Part of a data file
** START **

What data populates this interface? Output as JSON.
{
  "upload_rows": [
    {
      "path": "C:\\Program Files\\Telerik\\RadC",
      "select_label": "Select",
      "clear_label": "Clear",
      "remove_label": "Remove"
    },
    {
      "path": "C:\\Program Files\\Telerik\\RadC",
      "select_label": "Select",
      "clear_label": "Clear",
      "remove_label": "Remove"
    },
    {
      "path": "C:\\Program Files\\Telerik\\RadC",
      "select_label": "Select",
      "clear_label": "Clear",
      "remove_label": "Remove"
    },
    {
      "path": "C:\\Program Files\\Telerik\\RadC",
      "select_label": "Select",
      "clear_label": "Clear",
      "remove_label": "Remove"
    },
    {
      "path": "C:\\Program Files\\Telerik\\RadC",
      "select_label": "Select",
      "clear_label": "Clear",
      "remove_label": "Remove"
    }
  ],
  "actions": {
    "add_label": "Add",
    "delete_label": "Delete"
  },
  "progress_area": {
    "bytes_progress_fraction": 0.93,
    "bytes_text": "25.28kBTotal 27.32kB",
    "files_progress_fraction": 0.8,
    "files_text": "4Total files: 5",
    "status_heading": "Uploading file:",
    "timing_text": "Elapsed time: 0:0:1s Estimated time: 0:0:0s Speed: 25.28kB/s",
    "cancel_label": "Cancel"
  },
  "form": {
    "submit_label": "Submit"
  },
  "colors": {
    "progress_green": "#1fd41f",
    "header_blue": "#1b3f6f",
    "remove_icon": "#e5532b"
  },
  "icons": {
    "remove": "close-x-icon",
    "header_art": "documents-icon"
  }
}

** END **

[TASK BRIEF]: Restate the data above word for word, please.

[TASK SOLUTION]:
What data populates this interface? Output as JSON.
{
  "upload_rows": [
    {
      "path": "C:\\Program Files\\Telerik\\RadC",
      "select_label": "Select",
      "clear_label": "Clear",
      "remove_label": "Remove"
    },
    {
      "path": "C:\\Program Files\\Telerik\\RadC",
      "select_label": "Select",
      "clear_label": "Clear",
      "remove_label": "Remove"
    },
    {
      "path": "C:\\Program Files\\Telerik\\RadC",
      "select_label": "Select",
      "clear_label": "Clear",
      "remove_label": "Remove"
    },
    {
      "path": "C:\\Program Files\\Telerik\\RadC",
      "select_label": "Select",
      "clear_label": "Clear",
      "remove_label": "Remove"
    },
    {
      "path": "C:\\Program Files\\Telerik\\RadC",
      "select_label": "Select",
      "clear_label": "Clear",
      "remove_label": "Remove"
    }
  ],
  "actions": {
    "add_label": "Add",
    "delete_label": "Delete"
  },
  "progress_area": {
    "bytes_progress_fraction": 0.93,
    "bytes_text": "25.28kBTotal 27.32kB",
    "files_progress_fraction": 0.8,
    "files_text": "4Total files: 5",
    "status_heading": "Uploading file:",
    "timing_text": "Elapsed time: 0:0:1s Estimated time: 0:0:0s Speed: 25.28kB/s",
    "cancel_label": "Cancel"
  },
  "form": {
    "submit_label": "Submit"
  },
  "colors": {
    "progress_green": "#1fd41f",
    "header_blue": "#1b3f6f",
    "remove_icon": "#e5532b"
  },
  "icons": {
    "remove": "close-x-icon",
    "header_art": "documents-icon"
  }
}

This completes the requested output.